++++ SOURCE PASSAGE

Sep 29 2012
Daily Deals: A contemporary, crime noir, YA with princesses, and a questionable Lindsey
Weekends Required by Sydney Landon. $2.99.
From Jacket Copy:
Claire Walters has worked for Jason Danvers as his assistant at Danvers International for three years, and he has never thought of her as a woman until the day she jumps out of a cake at his friend’s bachelor party.
Claire is forced to work a second job at a party planning company to support her ailing mother. She is horrified when Jason not only finds out, but has a front-row seat to the action. With Danvers in the process of merging with another company, Claire is forced to travel with Jason as well as work weekends. Suddenly all the fantasies she has entertained for years about her boss seem to be coming true. Her outspoken best friend Suzy thinks that just getting laid will solve everything. The problem is, Claire sees much more in Jason than just sex.

++++++++
++++ DATASET ROWS

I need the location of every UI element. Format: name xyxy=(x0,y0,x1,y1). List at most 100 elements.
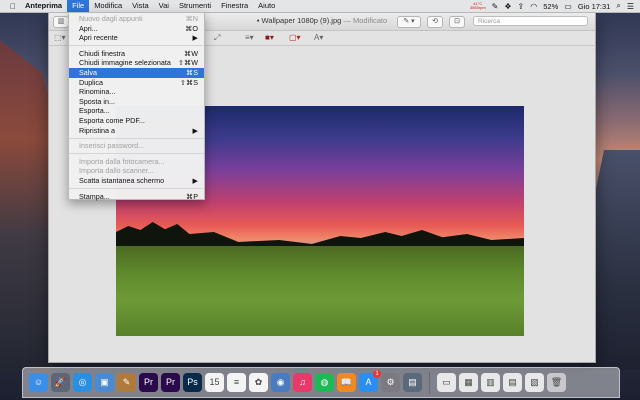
dock: ☺ 🚀 ◎ ▣ ✎ Pr Pr Ps 15 ≡ ✿ ◉ ♫ ◍ 📖 A 1 ⚙ ▤ ▭ ▦ ▥ ▤ ▧ 🗑 xyxy=(22,367,620,398)
document-icon[interactable]: ▦ xyxy=(459,373,478,392)
menu-item-label: Nuovo dagli appunti xyxy=(79,14,143,23)
grass-field xyxy=(116,246,524,336)
document-icon[interactable]: ▥ xyxy=(481,373,500,392)
image-capture-icon[interactable]: ▤ xyxy=(403,373,422,392)
shape-style-icon[interactable]: ≡▾ xyxy=(245,33,254,42)
menu-item-shortcut: ⇧⌘W xyxy=(178,58,198,68)
menu-item-label: Inserisci password... xyxy=(79,141,145,151)
itunes-icon[interactable]: ♫ xyxy=(293,373,312,392)
battery-icon: ▭ xyxy=(564,1,572,11)
text-style-icon[interactable]: A▾ xyxy=(314,33,323,42)
menu-vai[interactable]: Vai xyxy=(154,0,174,12)
menu-aiuto[interactable]: Aiuto xyxy=(253,0,280,12)
preview-icon[interactable]: ▣ xyxy=(95,373,114,392)
document-icon[interactable]: ▤ xyxy=(503,373,522,392)
system-prefs-icon[interactable]: ⚙ xyxy=(381,373,400,392)
temperature-monitor[interactable]: 41°C 3565rpm xyxy=(470,2,486,10)
launchpad-icon[interactable]: 🚀 xyxy=(51,373,70,392)
reminders-icon[interactable]: ≡ xyxy=(227,373,246,392)
menu-item-esporta[interactable]: Esporta... xyxy=(69,106,204,116)
clock[interactable]: Gio 17:31 xyxy=(578,2,611,11)
menu-item-shortcut: ⌘N xyxy=(185,14,198,23)
fill-color-icon[interactable]: ▢▾ xyxy=(289,33,301,42)
notification-center-icon[interactable]: ☰ xyxy=(627,2,634,11)
menu-item-duplica[interactable]: Duplica ⇧⌘S xyxy=(69,78,204,88)
menu-item-label: Ripristina a xyxy=(79,125,115,135)
rotate-button[interactable]: ⟲ xyxy=(427,16,443,28)
app-store-icon[interactable]: A1 xyxy=(359,370,381,392)
menu-item-shortcut: ⌘P xyxy=(186,191,198,201)
menu-finestra[interactable]: Finestra xyxy=(216,0,253,12)
menu-item-label: Chiudi finestra xyxy=(79,48,125,58)
menu-app-name[interactable]: Anteprima xyxy=(20,0,67,12)
menu-item-ripristina-a[interactable]: Ripristina a ▶ xyxy=(69,126,204,136)
search-icon[interactable]: ⌕ xyxy=(616,1,620,11)
menu-item-label: Stampa... xyxy=(79,191,110,201)
menu-item-chiudi-finestra[interactable]: Chiudi finestra ⌘W xyxy=(69,49,204,59)
selection-tool-icon[interactable]: ⬚▾ xyxy=(54,33,66,42)
photoshop-icon[interactable]: Ps xyxy=(183,373,202,392)
photos-icon[interactable]: ✿ xyxy=(249,373,268,392)
menu-separator xyxy=(69,188,204,189)
toolbox-button[interactable]: ⊡ xyxy=(449,16,465,28)
evernote-icon[interactable]: ✎ xyxy=(492,2,499,11)
notification-badge: 1 xyxy=(373,370,381,378)
trash-icon[interactable]: 🗑 xyxy=(547,373,566,392)
adjust-size-icon[interactable]: ⤢ xyxy=(214,33,220,43)
menu-item-rinomina[interactable]: Rinomina... xyxy=(69,87,204,97)
menu-item-label: Apri... xyxy=(79,23,98,33)
window-title-text: Wallpaper 1080p (9).jpg xyxy=(261,16,342,25)
menu-separator xyxy=(69,45,204,47)
menu-item-label: Scatta istantanea schermo xyxy=(79,175,165,185)
dock-separator xyxy=(429,371,430,394)
premiere-icon[interactable]: Pr xyxy=(139,373,158,392)
modified-status: — Modificato xyxy=(343,16,388,25)
dropbox-icon[interactable]: ❖ xyxy=(504,2,511,11)
menu-item-label: Apri recente xyxy=(79,33,118,43)
menu-item-shortcut: ⇧⌘S xyxy=(179,77,198,87)
menu-item-inserisci-password: Inserisci password... xyxy=(69,141,204,151)
menu-vista[interactable]: Vista xyxy=(127,0,154,12)
markup-toolbar-button[interactable]: ✎ ▾ xyxy=(397,16,421,28)
search-input[interactable]: Ricerca xyxy=(473,16,588,26)
menu-separator xyxy=(69,137,204,139)
upload-icon[interactable]: ⇪ xyxy=(518,2,525,11)
menu-item-esporta-come-pdf[interactable]: Esporta come PDF... xyxy=(69,116,204,126)
menu-modifica[interactable]: Modifica xyxy=(89,0,127,12)
menu-item-shortcut: ⌘W xyxy=(184,48,198,58)
document-icon[interactable]: ▧ xyxy=(525,373,544,392)
finder-icon[interactable]: ☺ xyxy=(29,373,48,392)
menu-item-apri-recente[interactable]: Apri recente ▶ xyxy=(69,33,204,43)
menu-item-label: Importa dalla fotocamera... xyxy=(79,156,165,166)
apple-icon[interactable]:  xyxy=(6,2,20,11)
submenu-arrow-icon: ▶ xyxy=(192,175,198,185)
menu-item-sposta-in[interactable]: Sposta in... xyxy=(69,97,204,107)
submenu-arrow-icon: ▶ xyxy=(192,125,198,135)
menu-item-label: Chiudi immagine selezionata xyxy=(79,58,171,68)
border-color-icon[interactable]: ■▾ xyxy=(265,33,274,42)
menu-item-shortcut: ⌘S xyxy=(186,67,198,77)
menu-item-apri[interactable]: Apri... ⌘O xyxy=(69,24,204,34)
menu-strumenti[interactable]: Strumenti xyxy=(174,0,216,12)
document-icon[interactable]: ▭ xyxy=(437,373,456,392)
safari-icon[interactable]: ◎ xyxy=(73,373,92,392)
menu-file[interactable]: File xyxy=(67,0,90,12)
battery-percent[interactable]: 52% xyxy=(543,2,558,11)
menu-item-stampa[interactable]: Stampa... ⌘P xyxy=(69,192,204,202)
wifi-icon[interactable]: ◠ xyxy=(530,2,537,11)
menu-item-label: Importa dallo scanner... xyxy=(79,166,154,176)
submenu-arrow-icon: ▶ xyxy=(192,33,198,43)
menu-separator xyxy=(69,153,204,155)
menu-item-chiudi-immagine-selezionata[interactable]: Chiudi immagine selezionata ⇧⌘W xyxy=(69,58,204,68)
menu-item-label: Esporta... xyxy=(79,106,110,116)
ibooks-icon[interactable]: 📖 xyxy=(337,373,356,392)
spotify-icon[interactable]: ◍ xyxy=(315,373,334,392)
file-menu-dropdown: Nuovo dagli appunti ⌘N Apri... ⌘O Apri recen… xyxy=(68,12,205,202)
photo-booth-icon[interactable]: ◉ xyxy=(271,373,290,392)
premiere-2-icon[interactable]: Pr xyxy=(161,373,180,392)
notes-book-icon[interactable]: ✎ xyxy=(117,373,136,392)
menu-item-salva[interactable]: Salva ⌘S xyxy=(69,67,204,78)
calendar-icon[interactable]: 15 xyxy=(205,373,224,392)
menu-item-label: Rinomina... xyxy=(79,87,116,97)
menu-item-scatta-istantanea-schermo[interactable]: Scatta istantanea schermo ▶ xyxy=(69,176,204,186)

++++++++

Write what comes next in the daily deals post about Weekends Required, starting after its final sentence.

Jason is determined to know how the beautiful, sexy woman in the cake could also be his Plain Jane assistant who tries her best to blend into the background from 8-5 every day. Now not only does Jason see her as a woman, he fully intends to give her the fairy-tale ending that she deserves!
Princess of the Midnight Ball by Jessica Day George. $1.99.
From Jacket Copy:
Rose is one of twelve princesses forced to dance through the night in an underground palace. The key to breaking the spell lies in magic knitting needles, an invisibility cloak, and-of course-true love. Inspired by “The Twelve Dancing Princesses,”this novel is as captivating as it is fresh. Enchanted readers are sure to clamor for the new companion, Princess of Glass, also published.
Kiss Tomorrow Goodbye by Horace McCoy. $.99.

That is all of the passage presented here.